** Start Record list **
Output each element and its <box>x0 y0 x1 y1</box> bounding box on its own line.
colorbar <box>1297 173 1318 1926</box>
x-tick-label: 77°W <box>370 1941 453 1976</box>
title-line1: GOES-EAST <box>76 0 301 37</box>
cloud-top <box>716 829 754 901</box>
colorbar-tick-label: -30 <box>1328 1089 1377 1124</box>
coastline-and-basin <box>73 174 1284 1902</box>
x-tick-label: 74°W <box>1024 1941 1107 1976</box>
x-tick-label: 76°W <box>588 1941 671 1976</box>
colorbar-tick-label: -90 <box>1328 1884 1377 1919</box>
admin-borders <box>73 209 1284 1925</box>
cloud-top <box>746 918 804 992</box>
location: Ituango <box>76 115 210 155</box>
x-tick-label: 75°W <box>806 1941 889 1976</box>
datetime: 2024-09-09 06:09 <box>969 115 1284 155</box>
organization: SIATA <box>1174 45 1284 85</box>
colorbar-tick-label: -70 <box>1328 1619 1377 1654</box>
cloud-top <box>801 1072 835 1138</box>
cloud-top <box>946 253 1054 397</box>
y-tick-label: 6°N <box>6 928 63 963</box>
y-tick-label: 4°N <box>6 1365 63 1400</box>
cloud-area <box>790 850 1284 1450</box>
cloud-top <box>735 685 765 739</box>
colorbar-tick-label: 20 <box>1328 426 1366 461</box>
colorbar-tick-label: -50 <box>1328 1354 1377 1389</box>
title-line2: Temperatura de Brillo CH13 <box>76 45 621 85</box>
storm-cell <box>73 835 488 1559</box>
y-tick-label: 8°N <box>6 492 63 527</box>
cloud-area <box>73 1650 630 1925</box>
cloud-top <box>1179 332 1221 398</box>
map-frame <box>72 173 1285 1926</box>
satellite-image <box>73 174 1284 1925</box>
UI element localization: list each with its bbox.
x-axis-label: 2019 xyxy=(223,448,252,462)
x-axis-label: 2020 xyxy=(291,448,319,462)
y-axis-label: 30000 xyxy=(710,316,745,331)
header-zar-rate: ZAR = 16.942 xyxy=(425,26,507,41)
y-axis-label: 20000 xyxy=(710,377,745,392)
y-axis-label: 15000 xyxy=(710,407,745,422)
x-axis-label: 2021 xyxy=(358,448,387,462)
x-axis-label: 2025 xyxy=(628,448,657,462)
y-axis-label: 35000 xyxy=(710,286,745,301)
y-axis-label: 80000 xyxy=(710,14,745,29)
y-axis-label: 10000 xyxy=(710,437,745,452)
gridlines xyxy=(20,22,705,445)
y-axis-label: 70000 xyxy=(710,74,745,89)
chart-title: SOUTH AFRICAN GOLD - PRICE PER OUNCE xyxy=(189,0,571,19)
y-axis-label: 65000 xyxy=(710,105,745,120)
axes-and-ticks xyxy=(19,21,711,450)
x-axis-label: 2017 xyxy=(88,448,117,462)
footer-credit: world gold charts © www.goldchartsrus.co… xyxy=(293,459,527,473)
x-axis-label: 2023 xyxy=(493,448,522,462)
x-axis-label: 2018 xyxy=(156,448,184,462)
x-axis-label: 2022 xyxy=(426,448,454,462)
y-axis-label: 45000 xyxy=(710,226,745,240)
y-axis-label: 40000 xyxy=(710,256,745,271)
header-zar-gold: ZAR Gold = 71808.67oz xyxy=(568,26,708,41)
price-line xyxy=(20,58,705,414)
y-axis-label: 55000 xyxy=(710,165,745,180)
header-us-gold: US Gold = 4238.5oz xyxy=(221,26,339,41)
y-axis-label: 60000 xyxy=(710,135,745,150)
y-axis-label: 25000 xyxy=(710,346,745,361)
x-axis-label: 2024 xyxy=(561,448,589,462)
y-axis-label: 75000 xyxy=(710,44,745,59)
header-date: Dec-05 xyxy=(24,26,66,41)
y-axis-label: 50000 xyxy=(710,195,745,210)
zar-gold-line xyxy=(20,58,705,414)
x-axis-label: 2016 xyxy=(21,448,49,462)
** End Record list **
Aim of the task
Can you write out the material again, swapping each "cloud-top" for "convective-top" and leaving everything else unchanged?

Answer to this exercise
Output each element and its <box>x0 y0 x1 y1</box> bounding box on its own line.
colorbar <box>1297 173 1318 1926</box>
x-tick-label: 77°W <box>370 1941 453 1976</box>
title-line1: GOES-EAST <box>76 0 301 37</box>
convective-top <box>716 829 754 901</box>
colorbar-tick-label: -30 <box>1328 1089 1377 1124</box>
coastline-and-basin <box>73 174 1284 1902</box>
x-tick-label: 74°W <box>1024 1941 1107 1976</box>
x-tick-label: 76°W <box>588 1941 671 1976</box>
colorbar-tick-label: -90 <box>1328 1884 1377 1919</box>
admin-borders <box>73 209 1284 1925</box>
convective-top <box>746 918 804 992</box>
location: Ituango <box>76 115 210 155</box>
x-tick-label: 75°W <box>806 1941 889 1976</box>
datetime: 2024-09-09 06:09 <box>969 115 1284 155</box>
organization: SIATA <box>1174 45 1284 85</box>
colorbar-tick-label: -70 <box>1328 1619 1377 1654</box>
convective-top <box>801 1072 835 1138</box>
convective-top <box>946 253 1054 397</box>
y-tick-label: 6°N <box>6 928 63 963</box>
y-tick-label: 4°N <box>6 1365 63 1400</box>
cloud-area <box>790 850 1284 1450</box>
convective-top <box>735 685 765 739</box>
colorbar-tick-label: 20 <box>1328 426 1366 461</box>
colorbar-tick-label: -50 <box>1328 1354 1377 1389</box>
title-line2: Temperatura de Brillo CH13 <box>76 45 621 85</box>
storm-cell <box>73 835 488 1559</box>
y-tick-label: 8°N <box>6 492 63 527</box>
cloud-area <box>73 1650 630 1925</box>
convective-top <box>1179 332 1221 398</box>
map-frame <box>72 173 1285 1926</box>
satellite-image <box>73 174 1284 1925</box>
UI element localization: list each with its bbox.
x-axis-label: 2019 xyxy=(223,448,252,462)
x-axis-label: 2020 xyxy=(291,448,319,462)
y-axis-label: 30000 xyxy=(710,316,745,331)
header-zar-rate: ZAR = 16.942 xyxy=(425,26,507,41)
y-axis-label: 20000 xyxy=(710,377,745,392)
y-axis-label: 15000 xyxy=(710,407,745,422)
x-axis-label: 2021 xyxy=(358,448,387,462)
x-axis-label: 2025 xyxy=(628,448,657,462)
y-axis-label: 35000 xyxy=(710,286,745,301)
y-axis-label: 80000 xyxy=(710,14,745,29)
y-axis-label: 10000 xyxy=(710,437,745,452)
gridlines xyxy=(20,22,705,445)
y-axis-label: 70000 xyxy=(710,74,745,89)
chart-title: SOUTH AFRICAN GOLD - PRICE PER OUNCE xyxy=(189,0,571,19)
y-axis-label: 65000 xyxy=(710,105,745,120)
axes-and-ticks xyxy=(19,21,711,450)
x-axis-label: 2017 xyxy=(88,448,117,462)
footer-credit: world gold charts © www.goldchartsrus.co… xyxy=(293,459,527,473)
x-axis-label: 2023 xyxy=(493,448,522,462)
x-axis-label: 2018 xyxy=(156,448,184,462)
x-axis-label: 2022 xyxy=(426,448,454,462)
y-axis-label: 45000 xyxy=(710,226,745,240)
y-axis-label: 40000 xyxy=(710,256,745,271)
header-zar-gold: ZAR Gold = 71808.67oz xyxy=(568,26,708,41)
price-line xyxy=(20,58,705,414)
y-axis-label: 55000 xyxy=(710,165,745,180)
header-us-gold: US Gold = 4238.5oz xyxy=(221,26,339,41)
y-axis-label: 60000 xyxy=(710,135,745,150)
y-axis-label: 25000 xyxy=(710,346,745,361)
x-axis-label: 2024 xyxy=(561,448,589,462)
y-axis-label: 75000 xyxy=(710,44,745,59)
header-date: Dec-05 xyxy=(24,26,66,41)
y-axis-label: 50000 xyxy=(710,195,745,210)
zar-gold-line xyxy=(20,58,705,414)
x-axis-label: 2016 xyxy=(21,448,49,462)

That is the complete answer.